◆ **PROBLEM TO WORK ON**
Output all records precisely as written.
### ITEMS
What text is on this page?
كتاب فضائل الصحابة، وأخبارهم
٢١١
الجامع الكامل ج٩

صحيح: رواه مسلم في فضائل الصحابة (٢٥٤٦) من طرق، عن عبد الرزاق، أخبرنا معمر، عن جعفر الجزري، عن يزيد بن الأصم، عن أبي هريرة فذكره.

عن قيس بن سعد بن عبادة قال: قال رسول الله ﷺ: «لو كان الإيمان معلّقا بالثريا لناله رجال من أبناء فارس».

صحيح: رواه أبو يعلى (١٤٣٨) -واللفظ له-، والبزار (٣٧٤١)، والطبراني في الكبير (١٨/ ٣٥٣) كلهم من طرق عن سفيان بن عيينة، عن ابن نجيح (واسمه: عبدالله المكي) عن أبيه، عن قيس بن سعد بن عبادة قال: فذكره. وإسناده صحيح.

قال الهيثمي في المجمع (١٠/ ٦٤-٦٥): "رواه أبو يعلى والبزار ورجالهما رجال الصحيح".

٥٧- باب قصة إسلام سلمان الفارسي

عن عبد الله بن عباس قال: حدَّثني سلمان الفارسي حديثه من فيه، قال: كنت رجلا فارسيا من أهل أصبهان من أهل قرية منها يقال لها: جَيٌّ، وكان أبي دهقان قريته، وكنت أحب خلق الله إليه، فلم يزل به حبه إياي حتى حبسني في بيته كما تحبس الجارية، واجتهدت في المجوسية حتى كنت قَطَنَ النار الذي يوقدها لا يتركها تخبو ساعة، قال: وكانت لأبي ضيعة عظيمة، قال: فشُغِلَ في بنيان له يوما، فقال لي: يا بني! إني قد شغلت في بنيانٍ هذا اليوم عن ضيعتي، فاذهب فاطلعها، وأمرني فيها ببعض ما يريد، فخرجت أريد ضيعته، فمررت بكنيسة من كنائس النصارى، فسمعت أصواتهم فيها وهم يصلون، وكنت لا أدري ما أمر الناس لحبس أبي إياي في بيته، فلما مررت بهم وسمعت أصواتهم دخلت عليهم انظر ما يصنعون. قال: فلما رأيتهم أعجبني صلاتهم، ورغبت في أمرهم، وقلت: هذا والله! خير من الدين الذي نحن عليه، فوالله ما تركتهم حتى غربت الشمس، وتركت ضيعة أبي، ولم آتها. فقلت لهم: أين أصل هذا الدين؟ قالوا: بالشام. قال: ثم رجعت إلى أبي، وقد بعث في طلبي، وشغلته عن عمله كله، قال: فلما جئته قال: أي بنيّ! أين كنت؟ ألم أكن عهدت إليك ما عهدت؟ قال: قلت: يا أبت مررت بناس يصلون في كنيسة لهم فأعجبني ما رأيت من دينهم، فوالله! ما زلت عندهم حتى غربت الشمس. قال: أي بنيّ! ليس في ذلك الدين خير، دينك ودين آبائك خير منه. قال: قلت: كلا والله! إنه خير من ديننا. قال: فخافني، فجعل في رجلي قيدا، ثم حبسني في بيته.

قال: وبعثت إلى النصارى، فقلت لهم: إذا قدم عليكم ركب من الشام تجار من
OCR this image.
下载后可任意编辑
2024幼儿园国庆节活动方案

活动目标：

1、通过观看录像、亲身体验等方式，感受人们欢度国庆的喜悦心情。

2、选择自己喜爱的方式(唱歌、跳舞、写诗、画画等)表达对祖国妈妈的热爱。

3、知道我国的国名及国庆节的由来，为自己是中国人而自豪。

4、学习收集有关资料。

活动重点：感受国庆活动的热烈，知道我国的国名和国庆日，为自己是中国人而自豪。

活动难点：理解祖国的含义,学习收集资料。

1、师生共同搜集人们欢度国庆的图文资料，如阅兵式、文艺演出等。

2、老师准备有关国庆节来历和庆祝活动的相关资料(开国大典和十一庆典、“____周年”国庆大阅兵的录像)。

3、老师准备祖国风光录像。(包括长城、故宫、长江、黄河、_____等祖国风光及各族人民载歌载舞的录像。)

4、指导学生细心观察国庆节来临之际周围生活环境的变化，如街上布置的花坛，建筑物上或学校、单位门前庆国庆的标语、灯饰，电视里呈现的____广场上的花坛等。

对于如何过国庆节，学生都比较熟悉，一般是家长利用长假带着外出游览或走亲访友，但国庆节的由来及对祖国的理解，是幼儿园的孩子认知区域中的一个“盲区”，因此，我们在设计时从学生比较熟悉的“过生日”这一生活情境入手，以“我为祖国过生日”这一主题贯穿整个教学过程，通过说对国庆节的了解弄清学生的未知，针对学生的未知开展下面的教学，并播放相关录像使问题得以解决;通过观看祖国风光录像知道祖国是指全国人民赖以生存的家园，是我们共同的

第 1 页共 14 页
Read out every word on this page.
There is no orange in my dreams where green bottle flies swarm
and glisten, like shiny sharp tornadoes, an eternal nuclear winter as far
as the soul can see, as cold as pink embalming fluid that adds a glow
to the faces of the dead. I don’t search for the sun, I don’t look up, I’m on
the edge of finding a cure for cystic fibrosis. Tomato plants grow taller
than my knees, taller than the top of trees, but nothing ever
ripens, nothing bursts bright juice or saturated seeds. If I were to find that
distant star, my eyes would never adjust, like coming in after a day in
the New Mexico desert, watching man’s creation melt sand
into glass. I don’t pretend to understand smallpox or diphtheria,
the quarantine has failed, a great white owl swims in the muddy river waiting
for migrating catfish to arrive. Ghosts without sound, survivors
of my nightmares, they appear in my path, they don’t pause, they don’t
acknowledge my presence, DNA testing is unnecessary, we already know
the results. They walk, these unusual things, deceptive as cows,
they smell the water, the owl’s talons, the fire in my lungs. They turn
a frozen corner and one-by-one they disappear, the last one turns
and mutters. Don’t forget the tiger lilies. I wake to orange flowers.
######
◆ **TASK ANSWER**
What text is on this page?
كتاب فضائل الصحابة، وأخبارهم
٢١١
الجامع الكامل ج٩

صحيح: رواه مسلم في فضائل الصحابة (٢٥٤٦) من طرق، عن عبد الرزاق، أخبرنا معمر، عن جعفر الجزري، عن يزيد بن الأصم، عن أبي هريرة فذكره.

عن قيس بن سعد بن عبادة قال: قال رسول الله ﷺ: «لو كان الإيمان معلّقا بالثريا لناله رجال من أبناء فارس».

صحيح: رواه أبو يعلى (١٤٣٨) -واللفظ له-، والبزار (٣٧٤١)، والطبراني في الكبير (١٨/ ٣٥٣) كلهم من طرق عن سفيان بن عيينة، عن ابن نجيح (واسمه: عبدالله المكي) عن أبيه، عن قيس بن سعد بن عبادة قال: فذكره. وإسناده صحيح.

قال الهيثمي في المجمع (١٠/ ٦٤-٦٥): "رواه أبو يعلى والبزار ورجالهما رجال الصحيح".

٥٧- باب قصة إسلام سلمان الفارسي

عن عبد الله بن عباس قال: حدَّثني سلمان الفارسي حديثه من فيه، قال: كنت رجلا فارسيا من أهل أصبهان من أهل قرية منها يقال لها: جَيٌّ، وكان أبي دهقان قريته، وكنت أحب خلق الله إليه، فلم يزل به حبه إياي حتى حبسني في بيته كما تحبس الجارية، واجتهدت في المجوسية حتى كنت قَطَنَ النار الذي يوقدها لا يتركها تخبو ساعة، قال: وكانت لأبي ضيعة عظيمة، قال: فشُغِلَ في بنيان له يوما، فقال لي: يا بني! إني قد شغلت في بنيانٍ هذا اليوم عن ضيعتي، فاذهب فاطلعها، وأمرني فيها ببعض ما يريد، فخرجت أريد ضيعته، فمررت بكنيسة من كنائس النصارى، فسمعت أصواتهم فيها وهم يصلون، وكنت لا أدري ما أمر الناس لحبس أبي إياي في بيته، فلما مررت بهم وسمعت أصواتهم دخلت عليهم انظر ما يصنعون. قال: فلما رأيتهم أعجبني صلاتهم، ورغبت في أمرهم، وقلت: هذا والله! خير من الدين الذي نحن عليه، فوالله ما تركتهم حتى غربت الشمس، وتركت ضيعة أبي، ولم آتها. فقلت لهم: أين أصل هذا الدين؟ قالوا: بالشام. قال: ثم رجعت إلى أبي، وقد بعث في طلبي، وشغلته عن عمله كله، قال: فلما جئته قال: أي بنيّ! أين كنت؟ ألم أكن عهدت إليك ما عهدت؟ قال: قلت: يا أبت مررت بناس يصلون في كنيسة لهم فأعجبني ما رأيت من دينهم، فوالله! ما زلت عندهم حتى غربت الشمس. قال: أي بنيّ! ليس في ذلك الدين خير، دينك ودين آبائك خير منه. قال: قلت: كلا والله! إنه خير من ديننا. قال: فخافني، فجعل في رجلي قيدا، ثم حبسني في بيته.

قال: وبعثت إلى النصارى، فقلت لهم: إذا قدم عليكم ركب من الشام تجار من
OCR this image.
下载后可任意编辑
2024幼儿园国庆节活动方案

活动目标：

1、通过观看录像、亲身体验等方式，感受人们欢度国庆的喜悦心情。

2、选择自己喜爱的方式(唱歌、跳舞、写诗、画画等)表达对祖国妈妈的热爱。

3、知道我国的国名及国庆节的由来，为自己是中国人而自豪。

4、学习收集有关资料。

活动重点：感受国庆活动的热烈，知道我国的国名和国庆日，为自己是中国人而自豪。

活动难点：理解祖国的含义,学习收集资料。

1、师生共同搜集人们欢度国庆的图文资料，如阅兵式、文艺演出等。

2、老师准备有关国庆节来历和庆祝活动的相关资料(开国大典和十一庆典、“____周年”国庆大阅兵的录像)。

3、老师准备祖国风光录像。(包括长城、故宫、长江、黄河、_____等祖国风光及各族人民载歌载舞的录像。)

4、指导学生细心观察国庆节来临之际周围生活环境的变化，如街上布置的花坛，建筑物上或学校、单位门前庆国庆的标语、灯饰，电视里呈现的____广场上的花坛等。

对于如何过国庆节，学生都比较熟悉，一般是家长利用长假带着外出游览或走亲访友，但国庆节的由来及对祖国的理解，是幼儿园的孩子认知区域中的一个“盲区”，因此，我们在设计时从学生比较熟悉的“过生日”这一生活情境入手，以“我为祖国过生日”这一主题贯穿整个教学过程，通过说对国庆节的了解弄清学生的未知，针对学生的未知开展下面的教学，并播放相关录像使问题得以解决;通过观看祖国风光录像知道祖国是指全国人民赖以生存的家园，是我们共同的

第 1 页共 14 页
Read out every word on this page.
There is no orange in my dreams where green bottle flies swarm
and glisten, like shiny sharp tornadoes, an eternal nuclear winter as far
as the soul can see, as cold as pink embalming fluid that adds a glow
to the faces of the dead. I don’t search for the sun, I don’t look up, I’m on
the edge of finding a cure for cystic fibrosis. Tomato plants grow taller
than my knees, taller than the top of trees, but nothing ever
ripens, nothing bursts bright juice or saturated seeds. If I were to find that
distant star, my eyes would never adjust, like coming in after a day in
the New Mexico desert, watching man’s creation melt sand
into glass. I don’t pretend to understand smallpox or diphtheria,
the quarantine has failed, a great white owl swims in the muddy river waiting
for migrating catfish to arrive. Ghosts without sound, survivors
of my nightmares, they appear in my path, they don’t pause, they don’t
acknowledge my presence, DNA testing is unnecessary, we already know
the results. They walk, these unusual things, deceptive as cows,
they smell the water, the owl’s talons, the fire in my lungs. They turn
a frozen corner and one-by-one they disappear, the last one turns
and mutters. Don’t forget the tiger lilies. I wake to orange flowers.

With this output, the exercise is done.